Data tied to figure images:
--------------------

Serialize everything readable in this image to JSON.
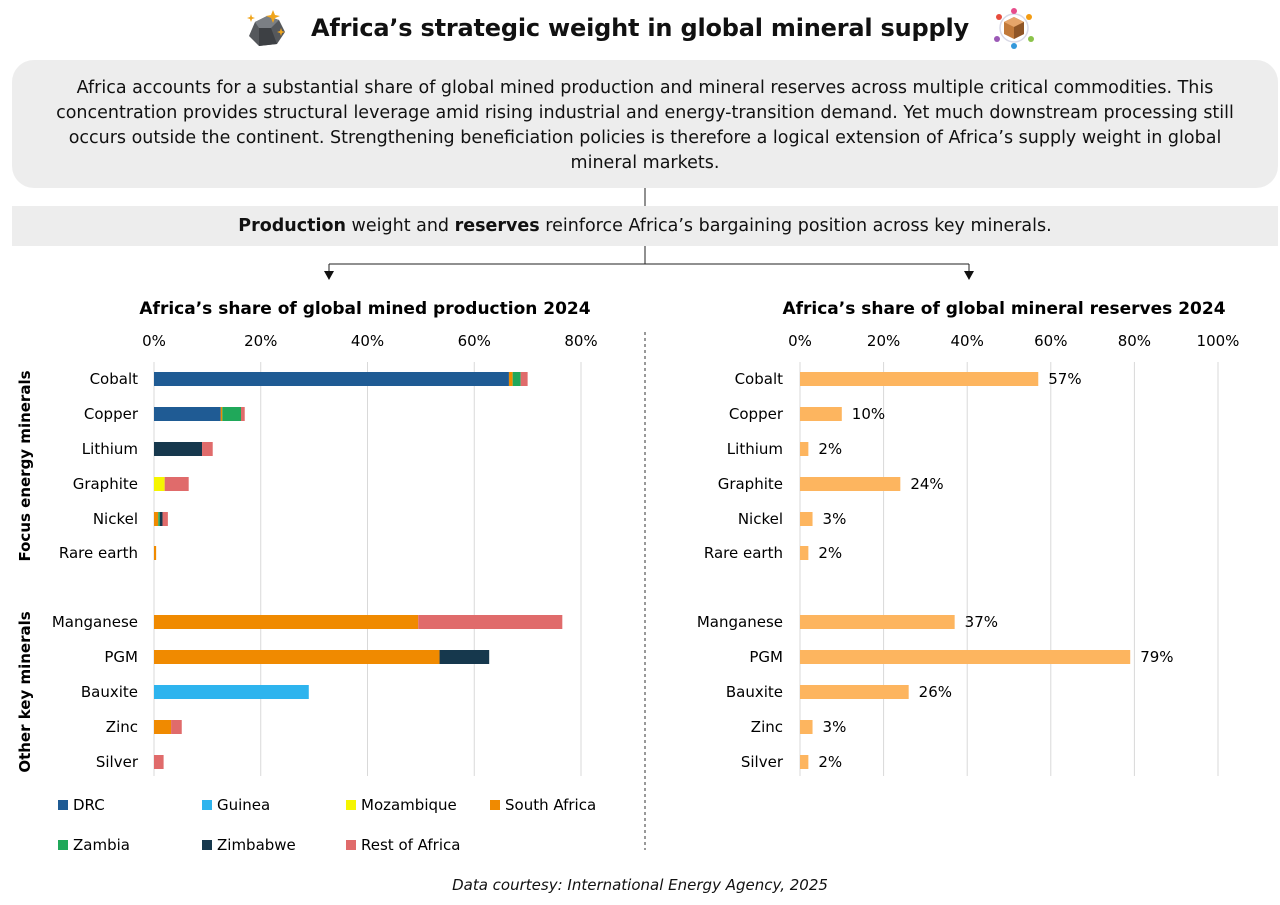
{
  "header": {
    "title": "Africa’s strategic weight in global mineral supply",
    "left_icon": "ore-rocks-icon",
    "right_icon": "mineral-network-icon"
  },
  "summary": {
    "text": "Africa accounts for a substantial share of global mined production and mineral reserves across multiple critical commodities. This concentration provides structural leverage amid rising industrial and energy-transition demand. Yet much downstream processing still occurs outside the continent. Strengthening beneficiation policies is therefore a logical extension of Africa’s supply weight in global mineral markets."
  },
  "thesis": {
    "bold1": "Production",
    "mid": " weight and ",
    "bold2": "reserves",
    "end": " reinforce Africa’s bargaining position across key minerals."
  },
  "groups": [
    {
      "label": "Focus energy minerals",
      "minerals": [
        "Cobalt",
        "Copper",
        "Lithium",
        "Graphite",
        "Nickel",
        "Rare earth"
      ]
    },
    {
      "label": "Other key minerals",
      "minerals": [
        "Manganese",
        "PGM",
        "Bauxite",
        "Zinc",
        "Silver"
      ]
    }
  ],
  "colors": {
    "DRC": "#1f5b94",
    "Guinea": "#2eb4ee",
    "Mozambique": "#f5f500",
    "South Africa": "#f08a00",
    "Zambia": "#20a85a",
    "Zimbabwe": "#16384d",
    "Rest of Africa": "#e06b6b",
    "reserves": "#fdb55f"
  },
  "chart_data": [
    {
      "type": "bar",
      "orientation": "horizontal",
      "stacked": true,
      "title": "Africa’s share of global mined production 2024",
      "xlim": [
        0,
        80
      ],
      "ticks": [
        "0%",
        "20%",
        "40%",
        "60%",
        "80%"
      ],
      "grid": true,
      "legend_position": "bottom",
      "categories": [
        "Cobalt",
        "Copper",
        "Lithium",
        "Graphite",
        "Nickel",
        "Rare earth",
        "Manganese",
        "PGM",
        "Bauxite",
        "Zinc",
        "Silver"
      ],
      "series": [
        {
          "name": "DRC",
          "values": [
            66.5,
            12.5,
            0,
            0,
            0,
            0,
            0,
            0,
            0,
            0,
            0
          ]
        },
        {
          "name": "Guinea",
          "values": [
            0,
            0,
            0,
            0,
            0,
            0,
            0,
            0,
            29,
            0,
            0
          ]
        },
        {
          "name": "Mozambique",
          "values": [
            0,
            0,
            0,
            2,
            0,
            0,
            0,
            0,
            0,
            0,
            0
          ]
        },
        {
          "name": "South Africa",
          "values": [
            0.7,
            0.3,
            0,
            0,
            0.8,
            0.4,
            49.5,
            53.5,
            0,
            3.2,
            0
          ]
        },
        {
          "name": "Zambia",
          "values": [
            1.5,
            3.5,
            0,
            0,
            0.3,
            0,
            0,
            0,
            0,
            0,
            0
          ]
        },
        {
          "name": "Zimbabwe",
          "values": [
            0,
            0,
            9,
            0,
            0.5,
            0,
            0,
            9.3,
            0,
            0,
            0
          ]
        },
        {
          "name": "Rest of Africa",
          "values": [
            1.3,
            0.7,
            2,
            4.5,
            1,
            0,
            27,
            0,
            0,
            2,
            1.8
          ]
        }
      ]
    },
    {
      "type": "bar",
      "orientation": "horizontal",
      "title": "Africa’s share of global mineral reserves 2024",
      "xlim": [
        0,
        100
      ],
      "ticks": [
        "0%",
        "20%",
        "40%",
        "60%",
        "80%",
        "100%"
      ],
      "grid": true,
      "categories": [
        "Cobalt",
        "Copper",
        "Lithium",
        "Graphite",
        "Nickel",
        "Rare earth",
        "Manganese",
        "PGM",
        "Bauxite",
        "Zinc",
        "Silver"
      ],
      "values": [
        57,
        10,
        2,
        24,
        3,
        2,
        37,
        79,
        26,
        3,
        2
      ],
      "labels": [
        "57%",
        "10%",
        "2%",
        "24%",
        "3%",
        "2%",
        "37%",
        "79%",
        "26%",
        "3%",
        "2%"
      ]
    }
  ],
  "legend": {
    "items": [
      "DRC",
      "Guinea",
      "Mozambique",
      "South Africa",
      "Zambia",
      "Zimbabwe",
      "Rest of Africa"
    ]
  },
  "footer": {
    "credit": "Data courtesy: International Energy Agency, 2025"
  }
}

--------------------

» Written instruction
Return all lines of the material above in which the word "title" occurs.

» Answer to this problem
    "title": "Africa’s strategic weight in global mineral supply",
      "title": "Africa’s share of global mined production 2024",
      "title": "Africa’s share of global mineral reserves 2024",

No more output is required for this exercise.